» EXERCISE MATERIAL:
========
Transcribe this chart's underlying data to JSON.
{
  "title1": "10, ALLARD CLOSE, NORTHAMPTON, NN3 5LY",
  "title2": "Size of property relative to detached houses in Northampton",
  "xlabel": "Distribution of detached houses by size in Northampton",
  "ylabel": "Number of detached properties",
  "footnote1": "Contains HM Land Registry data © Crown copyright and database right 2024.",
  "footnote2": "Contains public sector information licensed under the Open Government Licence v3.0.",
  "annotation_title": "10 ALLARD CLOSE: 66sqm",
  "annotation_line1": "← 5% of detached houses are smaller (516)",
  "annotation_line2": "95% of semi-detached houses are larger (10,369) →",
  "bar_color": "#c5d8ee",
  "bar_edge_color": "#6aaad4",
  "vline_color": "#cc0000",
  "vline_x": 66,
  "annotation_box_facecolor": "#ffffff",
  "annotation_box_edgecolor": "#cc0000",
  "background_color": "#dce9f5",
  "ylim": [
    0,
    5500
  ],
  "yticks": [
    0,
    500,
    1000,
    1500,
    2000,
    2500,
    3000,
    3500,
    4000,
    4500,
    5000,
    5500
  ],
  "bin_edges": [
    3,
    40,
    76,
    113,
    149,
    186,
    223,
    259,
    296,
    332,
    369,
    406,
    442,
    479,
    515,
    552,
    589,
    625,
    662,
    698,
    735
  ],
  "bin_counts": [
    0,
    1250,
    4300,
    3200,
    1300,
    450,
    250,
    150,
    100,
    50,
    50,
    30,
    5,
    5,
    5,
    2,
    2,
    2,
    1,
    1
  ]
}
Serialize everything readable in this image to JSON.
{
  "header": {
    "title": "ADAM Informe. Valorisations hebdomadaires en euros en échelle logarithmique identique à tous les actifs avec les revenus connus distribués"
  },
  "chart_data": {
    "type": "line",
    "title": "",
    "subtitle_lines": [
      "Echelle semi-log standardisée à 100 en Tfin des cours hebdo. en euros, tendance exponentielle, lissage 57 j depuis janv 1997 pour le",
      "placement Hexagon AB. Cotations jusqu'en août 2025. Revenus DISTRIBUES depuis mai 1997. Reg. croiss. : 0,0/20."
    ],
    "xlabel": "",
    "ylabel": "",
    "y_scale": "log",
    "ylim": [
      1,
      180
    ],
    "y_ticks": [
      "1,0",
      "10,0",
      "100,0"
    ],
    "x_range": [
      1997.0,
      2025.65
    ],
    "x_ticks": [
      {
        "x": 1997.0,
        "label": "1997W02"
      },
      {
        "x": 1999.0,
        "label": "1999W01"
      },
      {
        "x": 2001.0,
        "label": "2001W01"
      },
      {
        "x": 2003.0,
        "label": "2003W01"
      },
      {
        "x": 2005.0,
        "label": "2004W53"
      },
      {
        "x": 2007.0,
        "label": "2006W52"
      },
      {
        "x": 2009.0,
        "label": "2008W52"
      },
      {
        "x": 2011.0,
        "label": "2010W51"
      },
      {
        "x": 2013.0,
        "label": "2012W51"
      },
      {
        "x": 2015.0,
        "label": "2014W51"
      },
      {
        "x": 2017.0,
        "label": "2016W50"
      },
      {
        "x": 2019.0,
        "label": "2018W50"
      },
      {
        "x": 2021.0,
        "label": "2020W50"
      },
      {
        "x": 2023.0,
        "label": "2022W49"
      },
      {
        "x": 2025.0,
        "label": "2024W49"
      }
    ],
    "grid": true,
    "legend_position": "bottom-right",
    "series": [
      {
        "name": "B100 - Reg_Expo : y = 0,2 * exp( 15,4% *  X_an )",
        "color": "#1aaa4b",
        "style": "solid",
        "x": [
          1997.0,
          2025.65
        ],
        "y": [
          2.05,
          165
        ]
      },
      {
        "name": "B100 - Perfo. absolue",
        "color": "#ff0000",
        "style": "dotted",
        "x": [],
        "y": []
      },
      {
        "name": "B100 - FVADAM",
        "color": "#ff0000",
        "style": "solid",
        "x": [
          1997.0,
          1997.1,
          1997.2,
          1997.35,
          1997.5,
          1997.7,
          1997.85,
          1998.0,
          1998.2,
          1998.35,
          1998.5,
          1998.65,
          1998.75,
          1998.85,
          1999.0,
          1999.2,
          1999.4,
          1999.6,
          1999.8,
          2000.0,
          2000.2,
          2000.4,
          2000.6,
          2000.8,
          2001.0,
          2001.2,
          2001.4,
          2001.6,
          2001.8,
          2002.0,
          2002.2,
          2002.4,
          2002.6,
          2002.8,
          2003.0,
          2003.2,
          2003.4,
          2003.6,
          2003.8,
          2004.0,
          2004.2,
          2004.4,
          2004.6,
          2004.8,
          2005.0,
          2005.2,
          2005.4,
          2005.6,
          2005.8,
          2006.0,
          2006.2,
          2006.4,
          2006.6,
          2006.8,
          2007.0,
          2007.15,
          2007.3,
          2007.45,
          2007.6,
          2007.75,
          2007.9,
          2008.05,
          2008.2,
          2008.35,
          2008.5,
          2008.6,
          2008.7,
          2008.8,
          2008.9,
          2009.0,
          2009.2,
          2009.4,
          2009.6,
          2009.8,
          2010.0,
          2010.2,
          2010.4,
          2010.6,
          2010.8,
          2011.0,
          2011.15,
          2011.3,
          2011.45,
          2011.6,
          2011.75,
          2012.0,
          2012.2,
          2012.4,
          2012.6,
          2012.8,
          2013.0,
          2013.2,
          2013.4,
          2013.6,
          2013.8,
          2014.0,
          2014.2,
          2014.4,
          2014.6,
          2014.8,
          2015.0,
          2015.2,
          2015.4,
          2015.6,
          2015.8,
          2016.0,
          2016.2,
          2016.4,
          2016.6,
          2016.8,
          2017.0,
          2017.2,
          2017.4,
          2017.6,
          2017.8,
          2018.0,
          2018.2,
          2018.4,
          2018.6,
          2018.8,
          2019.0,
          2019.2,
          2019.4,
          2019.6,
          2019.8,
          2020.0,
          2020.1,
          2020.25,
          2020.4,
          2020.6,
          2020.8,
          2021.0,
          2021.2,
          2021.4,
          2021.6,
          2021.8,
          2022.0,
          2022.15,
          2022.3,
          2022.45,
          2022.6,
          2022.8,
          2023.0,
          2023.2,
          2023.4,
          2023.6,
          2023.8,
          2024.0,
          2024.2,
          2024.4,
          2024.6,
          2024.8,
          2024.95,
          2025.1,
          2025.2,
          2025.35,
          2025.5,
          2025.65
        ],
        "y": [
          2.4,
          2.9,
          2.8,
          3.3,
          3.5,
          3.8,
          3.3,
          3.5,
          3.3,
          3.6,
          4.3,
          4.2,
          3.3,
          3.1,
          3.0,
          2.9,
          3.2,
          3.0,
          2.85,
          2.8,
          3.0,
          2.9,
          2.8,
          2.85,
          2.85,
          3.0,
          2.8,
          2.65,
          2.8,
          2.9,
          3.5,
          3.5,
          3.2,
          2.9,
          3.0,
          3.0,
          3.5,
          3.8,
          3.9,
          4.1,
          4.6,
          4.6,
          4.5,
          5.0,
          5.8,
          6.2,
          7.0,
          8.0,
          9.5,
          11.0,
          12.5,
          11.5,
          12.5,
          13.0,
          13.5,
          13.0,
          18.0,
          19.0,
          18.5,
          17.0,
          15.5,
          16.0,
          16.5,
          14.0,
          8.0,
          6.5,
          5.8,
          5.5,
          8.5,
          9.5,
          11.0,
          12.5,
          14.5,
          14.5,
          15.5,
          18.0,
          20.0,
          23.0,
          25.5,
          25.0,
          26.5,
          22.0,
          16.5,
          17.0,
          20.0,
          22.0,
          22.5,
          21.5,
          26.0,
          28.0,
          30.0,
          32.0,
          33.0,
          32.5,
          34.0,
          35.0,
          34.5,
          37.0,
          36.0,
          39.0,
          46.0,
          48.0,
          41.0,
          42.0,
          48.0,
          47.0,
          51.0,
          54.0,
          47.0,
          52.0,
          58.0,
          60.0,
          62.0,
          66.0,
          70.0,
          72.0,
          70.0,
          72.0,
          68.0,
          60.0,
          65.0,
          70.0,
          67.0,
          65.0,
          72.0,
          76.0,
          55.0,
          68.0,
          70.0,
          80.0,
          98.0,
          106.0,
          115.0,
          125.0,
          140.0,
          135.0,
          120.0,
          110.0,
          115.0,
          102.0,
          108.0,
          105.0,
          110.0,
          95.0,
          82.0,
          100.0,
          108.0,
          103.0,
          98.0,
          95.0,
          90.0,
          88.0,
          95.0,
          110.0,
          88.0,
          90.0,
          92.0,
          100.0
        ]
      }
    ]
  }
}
========
» PROBLEM DETAILS: Return a copy of every line that includes the word "Contains".

» ANSWER TO THE EXERCISE:
  "footnote1": "Contains HM Land Registry data © Crown copyright and database right 2024.",
  "footnote2": "Contains public sector information licensed under the Open Government Licence v3.0.",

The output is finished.